--- BEGIN ---
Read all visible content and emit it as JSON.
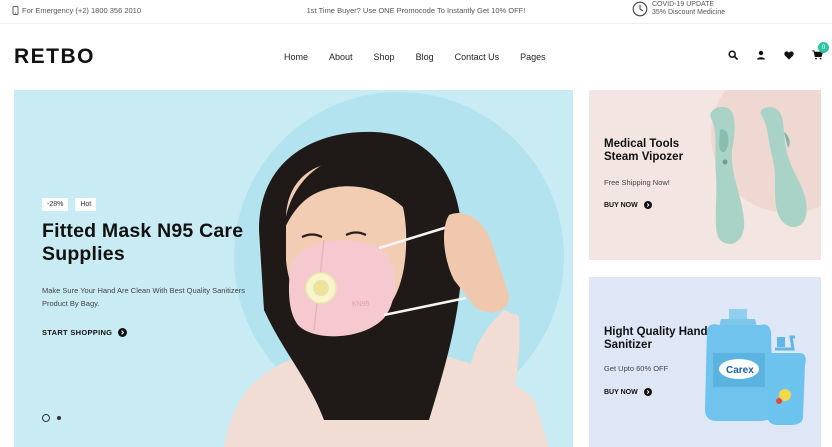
{
  "topbar": {
    "emergency": "For Emergency (+2) 1800 356 2010",
    "promo": "1st Time Buyer? Use ONE Promocode To Instantly Get 10% OFF!",
    "covid_title": "COVID-19 UPDATE",
    "covid_sub": "35% Discount Medicine"
  },
  "header": {
    "logo": "RETBO",
    "nav": [
      "Home",
      "About",
      "Shop",
      "Blog",
      "Contact Us",
      "Pages"
    ],
    "cart_count": "0",
    "icons": [
      "search-icon",
      "user-icon",
      "heart-icon",
      "cart-icon"
    ]
  },
  "hero": {
    "badge_discount": "-28%",
    "badge_hot": "Hot",
    "title": "Fitted Mask N95 Care Supplies",
    "description": "Make Sure Your Hand Are Clean With Best Quality Sanitizers Product By Bagy.",
    "cta": "START SHOPPING",
    "mask_text": "KN95",
    "slide_count": 2,
    "active_slide": 1
  },
  "banners": [
    {
      "title": "Medical Tools Steam Vipozer",
      "subtitle": "Free Shipping Now!",
      "cta": "BUY NOW"
    },
    {
      "title": "Hight Quality Hand Sanitizer",
      "subtitle": "Get Upto 60% OFF",
      "cta": "BUY NOW",
      "product_brand": "Carex"
    }
  ],
  "colors": {
    "hero_bg": "#c9ecf4",
    "banner1_bg": "#f3e5e1",
    "banner2_bg": "#dfe6f6",
    "accent": "#2ec4a0"
  }
}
--- END ---
## [Description of the task]
Using the data above, write out every line exactly, leaving the images behind.

## [Complete response]
Read all visible content and emit it as JSON.
{
  "topbar": {
    "emergency": "For Emergency (+2) 1800 356 2010",
    "promo": "1st Time Buyer? Use ONE Promocode To Instantly Get 10% OFF!",
    "covid_title": "COVID-19 UPDATE",
    "covid_sub": "35% Discount Medicine"
  },
  "header": {
    "logo": "RETBO",
    "nav": [
      "Home",
      "About",
      "Shop",
      "Blog",
      "Contact Us",
      "Pages"
    ],
    "cart_count": "0",
    "icons": [
      "search-icon",
      "user-icon",
      "heart-icon",
      "cart-icon"
    ]
  },
  "hero": {
    "badge_discount": "-28%",
    "badge_hot": "Hot",
    "title": "Fitted Mask N95 Care Supplies",
    "description": "Make Sure Your Hand Are Clean With Best Quality Sanitizers Product By Bagy.",
    "cta": "START SHOPPING",
    "mask_text": "KN95",
    "slide_count": 2,
    "active_slide": 1
  },
  "banners": [
    {
      "title": "Medical Tools Steam Vipozer",
      "subtitle": "Free Shipping Now!",
      "cta": "BUY NOW"
    },
    {
      "title": "Hight Quality Hand Sanitizer",
      "subtitle": "Get Upto 60% OFF",
      "cta": "BUY NOW",
      "product_brand": "Carex"
    }
  ],
  "colors": {
    "hero_bg": "#c9ecf4",
    "banner1_bg": "#f3e5e1",
    "banner2_bg": "#dfe6f6",
    "accent": "#2ec4a0"
  }
}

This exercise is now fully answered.